[BEGIN Input records]

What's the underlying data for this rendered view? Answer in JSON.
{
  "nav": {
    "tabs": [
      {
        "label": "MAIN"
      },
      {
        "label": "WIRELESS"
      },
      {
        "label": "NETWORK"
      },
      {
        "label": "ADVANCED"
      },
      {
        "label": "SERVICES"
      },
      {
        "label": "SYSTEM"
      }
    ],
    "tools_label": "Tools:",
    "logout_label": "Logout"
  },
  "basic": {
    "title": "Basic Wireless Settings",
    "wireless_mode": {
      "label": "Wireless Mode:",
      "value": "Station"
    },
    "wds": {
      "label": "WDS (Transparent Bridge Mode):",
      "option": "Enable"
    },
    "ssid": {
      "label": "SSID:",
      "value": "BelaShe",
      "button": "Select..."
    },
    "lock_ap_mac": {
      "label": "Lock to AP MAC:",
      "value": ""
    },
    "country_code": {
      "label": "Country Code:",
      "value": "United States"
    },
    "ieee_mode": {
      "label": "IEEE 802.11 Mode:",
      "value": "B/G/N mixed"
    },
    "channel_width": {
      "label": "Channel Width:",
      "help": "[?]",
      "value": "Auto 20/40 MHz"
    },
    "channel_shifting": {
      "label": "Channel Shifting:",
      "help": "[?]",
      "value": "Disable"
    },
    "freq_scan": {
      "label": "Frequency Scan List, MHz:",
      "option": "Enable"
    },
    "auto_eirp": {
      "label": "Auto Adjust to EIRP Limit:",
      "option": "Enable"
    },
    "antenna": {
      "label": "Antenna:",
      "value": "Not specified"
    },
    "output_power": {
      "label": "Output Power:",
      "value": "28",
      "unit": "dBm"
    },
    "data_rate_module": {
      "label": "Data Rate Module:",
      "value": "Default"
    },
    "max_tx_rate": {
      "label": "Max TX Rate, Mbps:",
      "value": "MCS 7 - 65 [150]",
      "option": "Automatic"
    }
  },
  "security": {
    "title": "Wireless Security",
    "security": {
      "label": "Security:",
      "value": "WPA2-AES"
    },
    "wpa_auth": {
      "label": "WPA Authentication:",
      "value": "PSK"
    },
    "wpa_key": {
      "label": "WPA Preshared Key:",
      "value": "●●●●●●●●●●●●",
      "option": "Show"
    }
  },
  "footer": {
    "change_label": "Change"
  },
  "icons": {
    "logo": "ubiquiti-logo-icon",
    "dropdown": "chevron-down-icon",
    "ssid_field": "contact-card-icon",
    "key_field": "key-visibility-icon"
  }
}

[END Input records]

Please output the complete data exactly.

What's the underlying data for this rendered view? Answer in JSON.
{
  "nav": {
    "tabs": [
      {
        "label": "MAIN"
      },
      {
        "label": "WIRELESS"
      },
      {
        "label": "NETWORK"
      },
      {
        "label": "ADVANCED"
      },
      {
        "label": "SERVICES"
      },
      {
        "label": "SYSTEM"
      }
    ],
    "tools_label": "Tools:",
    "logout_label": "Logout"
  },
  "basic": {
    "title": "Basic Wireless Settings",
    "wireless_mode": {
      "label": "Wireless Mode:",
      "value": "Station"
    },
    "wds": {
      "label": "WDS (Transparent Bridge Mode):",
      "option": "Enable"
    },
    "ssid": {
      "label": "SSID:",
      "value": "BelaShe",
      "button": "Select..."
    },
    "lock_ap_mac": {
      "label": "Lock to AP MAC:",
      "value": ""
    },
    "country_code": {
      "label": "Country Code:",
      "value": "United States"
    },
    "ieee_mode": {
      "label": "IEEE 802.11 Mode:",
      "value": "B/G/N mixed"
    },
    "channel_width": {
      "label": "Channel Width:",
      "help": "[?]",
      "value": "Auto 20/40 MHz"
    },
    "channel_shifting": {
      "label": "Channel Shifting:",
      "help": "[?]",
      "value": "Disable"
    },
    "freq_scan": {
      "label": "Frequency Scan List, MHz:",
      "option": "Enable"
    },
    "auto_eirp": {
      "label": "Auto Adjust to EIRP Limit:",
      "option": "Enable"
    },
    "antenna": {
      "label": "Antenna:",
      "value": "Not specified"
    },
    "output_power": {
      "label": "Output Power:",
      "value": "28",
      "unit": "dBm"
    },
    "data_rate_module": {
      "label": "Data Rate Module:",
      "value": "Default"
    },
    "max_tx_rate": {
      "label": "Max TX Rate, Mbps:",
      "value": "MCS 7 - 65 [150]",
      "option": "Automatic"
    }
  },
  "security": {
    "title": "Wireless Security",
    "security": {
      "label": "Security:",
      "value": "WPA2-AES"
    },
    "wpa_auth": {
      "label": "WPA Authentication:",
      "value": "PSK"
    },
    "wpa_key": {
      "label": "WPA Preshared Key:",
      "value": "●●●●●●●●●●●●",
      "option": "Show"
    }
  },
  "footer": {
    "change_label": "Change"
  },
  "icons": {
    "logo": "ubiquiti-logo-icon",
    "dropdown": "chevron-down-icon",
    "ssid_field": "contact-card-icon",
    "key_field": "key-visibility-icon"
  }
}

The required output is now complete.